Task directions:
All of the data below should be written out exactly.
# start of Provided data
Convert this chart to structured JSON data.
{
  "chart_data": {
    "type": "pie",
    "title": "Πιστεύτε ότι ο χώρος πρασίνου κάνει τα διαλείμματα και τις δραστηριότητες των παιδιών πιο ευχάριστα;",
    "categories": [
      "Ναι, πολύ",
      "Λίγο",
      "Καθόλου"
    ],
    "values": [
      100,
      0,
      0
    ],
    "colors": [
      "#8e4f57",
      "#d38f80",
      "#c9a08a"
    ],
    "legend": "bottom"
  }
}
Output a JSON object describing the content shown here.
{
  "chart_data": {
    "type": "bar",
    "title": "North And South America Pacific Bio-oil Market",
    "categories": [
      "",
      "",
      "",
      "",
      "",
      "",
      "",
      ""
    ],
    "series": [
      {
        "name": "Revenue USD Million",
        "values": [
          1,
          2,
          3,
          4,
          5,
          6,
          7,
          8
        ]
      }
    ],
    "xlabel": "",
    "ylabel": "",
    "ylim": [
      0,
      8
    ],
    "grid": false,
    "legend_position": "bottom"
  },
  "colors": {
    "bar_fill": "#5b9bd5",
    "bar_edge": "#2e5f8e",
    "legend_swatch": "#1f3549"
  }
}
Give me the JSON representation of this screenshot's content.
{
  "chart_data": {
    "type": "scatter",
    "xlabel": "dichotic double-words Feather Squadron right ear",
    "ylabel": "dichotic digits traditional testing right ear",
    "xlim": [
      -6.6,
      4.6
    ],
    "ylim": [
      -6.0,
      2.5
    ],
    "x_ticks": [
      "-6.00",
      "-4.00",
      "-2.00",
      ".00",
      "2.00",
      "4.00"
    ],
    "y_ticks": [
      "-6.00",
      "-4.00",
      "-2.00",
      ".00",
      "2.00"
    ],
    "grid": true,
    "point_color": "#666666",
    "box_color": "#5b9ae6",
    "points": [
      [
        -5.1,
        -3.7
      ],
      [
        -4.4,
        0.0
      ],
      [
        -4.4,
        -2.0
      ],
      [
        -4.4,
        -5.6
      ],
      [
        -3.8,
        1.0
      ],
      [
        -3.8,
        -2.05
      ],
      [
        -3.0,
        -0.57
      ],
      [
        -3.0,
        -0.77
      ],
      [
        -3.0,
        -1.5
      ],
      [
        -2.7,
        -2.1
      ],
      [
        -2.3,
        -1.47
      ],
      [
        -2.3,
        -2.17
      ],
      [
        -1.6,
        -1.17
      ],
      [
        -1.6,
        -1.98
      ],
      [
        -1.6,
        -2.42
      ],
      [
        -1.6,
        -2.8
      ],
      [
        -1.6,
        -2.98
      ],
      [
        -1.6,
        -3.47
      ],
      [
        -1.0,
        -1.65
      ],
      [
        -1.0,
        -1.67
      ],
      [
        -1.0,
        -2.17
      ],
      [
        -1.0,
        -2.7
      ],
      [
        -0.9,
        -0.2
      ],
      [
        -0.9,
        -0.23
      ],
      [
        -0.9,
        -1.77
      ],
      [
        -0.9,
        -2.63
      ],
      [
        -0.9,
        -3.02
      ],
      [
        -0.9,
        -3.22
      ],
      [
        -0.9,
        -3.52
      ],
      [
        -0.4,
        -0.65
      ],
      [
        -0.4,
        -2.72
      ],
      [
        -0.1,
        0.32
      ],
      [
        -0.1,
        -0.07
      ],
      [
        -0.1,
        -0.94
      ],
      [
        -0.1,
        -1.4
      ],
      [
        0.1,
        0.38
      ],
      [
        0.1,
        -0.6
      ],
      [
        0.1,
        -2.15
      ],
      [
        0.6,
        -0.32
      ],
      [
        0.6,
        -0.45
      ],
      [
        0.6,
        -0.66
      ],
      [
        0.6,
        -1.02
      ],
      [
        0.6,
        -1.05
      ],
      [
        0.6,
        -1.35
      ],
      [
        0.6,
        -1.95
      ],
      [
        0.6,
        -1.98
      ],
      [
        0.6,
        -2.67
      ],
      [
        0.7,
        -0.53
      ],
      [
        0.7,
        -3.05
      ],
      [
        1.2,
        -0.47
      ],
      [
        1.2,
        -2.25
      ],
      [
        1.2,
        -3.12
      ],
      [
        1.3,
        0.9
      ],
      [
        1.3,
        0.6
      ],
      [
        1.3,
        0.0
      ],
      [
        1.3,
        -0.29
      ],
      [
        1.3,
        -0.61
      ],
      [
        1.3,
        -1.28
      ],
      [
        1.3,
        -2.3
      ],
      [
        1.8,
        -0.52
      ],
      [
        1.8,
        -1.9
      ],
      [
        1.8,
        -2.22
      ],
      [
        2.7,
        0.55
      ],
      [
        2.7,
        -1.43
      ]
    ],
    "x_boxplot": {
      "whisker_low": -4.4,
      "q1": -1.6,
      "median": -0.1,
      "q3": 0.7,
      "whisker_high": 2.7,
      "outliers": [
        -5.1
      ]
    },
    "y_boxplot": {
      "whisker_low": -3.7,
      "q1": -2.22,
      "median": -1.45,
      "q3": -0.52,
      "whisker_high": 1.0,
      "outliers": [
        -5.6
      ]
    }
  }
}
# end of Provided data
Solved exercise:
Convert this chart to structured JSON data.
{
  "chart_data": {
    "type": "pie",
    "title": "Πιστεύτε ότι ο χώρος πρασίνου κάνει τα διαλείμματα και τις δραστηριότητες των παιδιών πιο ευχάριστα;",
    "categories": [
      "Ναι, πολύ",
      "Λίγο",
      "Καθόλου"
    ],
    "values": [
      100,
      0,
      0
    ],
    "colors": [
      "#8e4f57",
      "#d38f80",
      "#c9a08a"
    ],
    "legend": "bottom"
  }
}
Output a JSON object describing the content shown here.
{
  "chart_data": {
    "type": "bar",
    "title": "North And South America Pacific Bio-oil Market",
    "categories": [
      "",
      "",
      "",
      "",
      "",
      "",
      "",
      ""
    ],
    "series": [
      {
        "name": "Revenue USD Million",
        "values": [
          1,
          2,
          3,
          4,
          5,
          6,
          7,
          8
        ]
      }
    ],
    "xlabel": "",
    "ylabel": "",
    "ylim": [
      0,
      8
    ],
    "grid": false,
    "legend_position": "bottom"
  },
  "colors": {
    "bar_fill": "#5b9bd5",
    "bar_edge": "#2e5f8e",
    "legend_swatch": "#1f3549"
  }
}
Give me the JSON representation of this screenshot's content.
{
  "chart_data": {
    "type": "scatter",
    "xlabel": "dichotic double-words Feather Squadron right ear",
    "ylabel": "dichotic digits traditional testing right ear",
    "xlim": [
      -6.6,
      4.6
    ],
    "ylim": [
      -6.0,
      2.5
    ],
    "x_ticks": [
      "-6.00",
      "-4.00",
      "-2.00",
      ".00",
      "2.00",
      "4.00"
    ],
    "y_ticks": [
      "-6.00",
      "-4.00",
      "-2.00",
      ".00",
      "2.00"
    ],
    "grid": true,
    "point_color": "#666666",
    "box_color": "#5b9ae6",
    "points": [
      [
        -5.1,
        -3.7
      ],
      [
        -4.4,
        0.0
      ],
      [
        -4.4,
        -2.0
      ],
      [
        -4.4,
        -5.6
      ],
      [
        -3.8,
        1.0
      ],
      [
        -3.8,
        -2.05
      ],
      [
        -3.0,
        -0.57
      ],
      [
        -3.0,
        -0.77
      ],
      [
        -3.0,
        -1.5
      ],
      [
        -2.7,
        -2.1
      ],
      [
        -2.3,
        -1.47
      ],
      [
        -2.3,
        -2.17
      ],
      [
        -1.6,
        -1.17
      ],
      [
        -1.6,
        -1.98
      ],
      [
        -1.6,
        -2.42
      ],
      [
        -1.6,
        -2.8
      ],
      [
        -1.6,
        -2.98
      ],
      [
        -1.6,
        -3.47
      ],
      [
        -1.0,
        -1.65
      ],
      [
        -1.0,
        -1.67
      ],
      [
        -1.0,
        -2.17
      ],
      [
        -1.0,
        -2.7
      ],
      [
        -0.9,
        -0.2
      ],
      [
        -0.9,
        -0.23
      ],
      [
        -0.9,
        -1.77
      ],
      [
        -0.9,
        -2.63
      ],
      [
        -0.9,
        -3.02
      ],
      [
        -0.9,
        -3.22
      ],
      [
        -0.9,
        -3.52
      ],
      [
        -0.4,
        -0.65
      ],
      [
        -0.4,
        -2.72
      ],
      [
        -0.1,
        0.32
      ],
      [
        -0.1,
        -0.07
      ],
      [
        -0.1,
        -0.94
      ],
      [
        -0.1,
        -1.4
      ],
      [
        0.1,
        0.38
      ],
      [
        0.1,
        -0.6
      ],
      [
        0.1,
        -2.15
      ],
      [
        0.6,
        -0.32
      ],
      [
        0.6,
        -0.45
      ],
      [
        0.6,
        -0.66
      ],
      [
        0.6,
        -1.02
      ],
      [
        0.6,
        -1.05
      ],
      [
        0.6,
        -1.35
      ],
      [
        0.6,
        -1.95
      ],
      [
        0.6,
        -1.98
      ],
      [
        0.6,
        -2.67
      ],
      [
        0.7,
        -0.53
      ],
      [
        0.7,
        -3.05
      ],
      [
        1.2,
        -0.47
      ],
      [
        1.2,
        -2.25
      ],
      [
        1.2,
        -3.12
      ],
      [
        1.3,
        0.9
      ],
      [
        1.3,
        0.6
      ],
      [
        1.3,
        0.0
      ],
      [
        1.3,
        -0.29
      ],
      [
        1.3,
        -0.61
      ],
      [
        1.3,
        -1.28
      ],
      [
        1.3,
        -2.3
      ],
      [
        1.8,
        -0.52
      ],
      [
        1.8,
        -1.9
      ],
      [
        1.8,
        -2.22
      ],
      [
        2.7,
        0.55
      ],
      [
        2.7,
        -1.43
      ]
    ],
    "x_boxplot": {
      "whisker_low": -4.4,
      "q1": -1.6,
      "median": -0.1,
      "q3": 0.7,
      "whisker_high": 2.7,
      "outliers": [
        -5.1
      ]
    },
    "y_boxplot": {
      "whisker_low": -3.7,
      "q1": -2.22,
      "median": -1.45,
      "q3": -0.52,
      "whisker_high": 1.0,
      "outliers": [
        -5.6
      ]
    }
  }
}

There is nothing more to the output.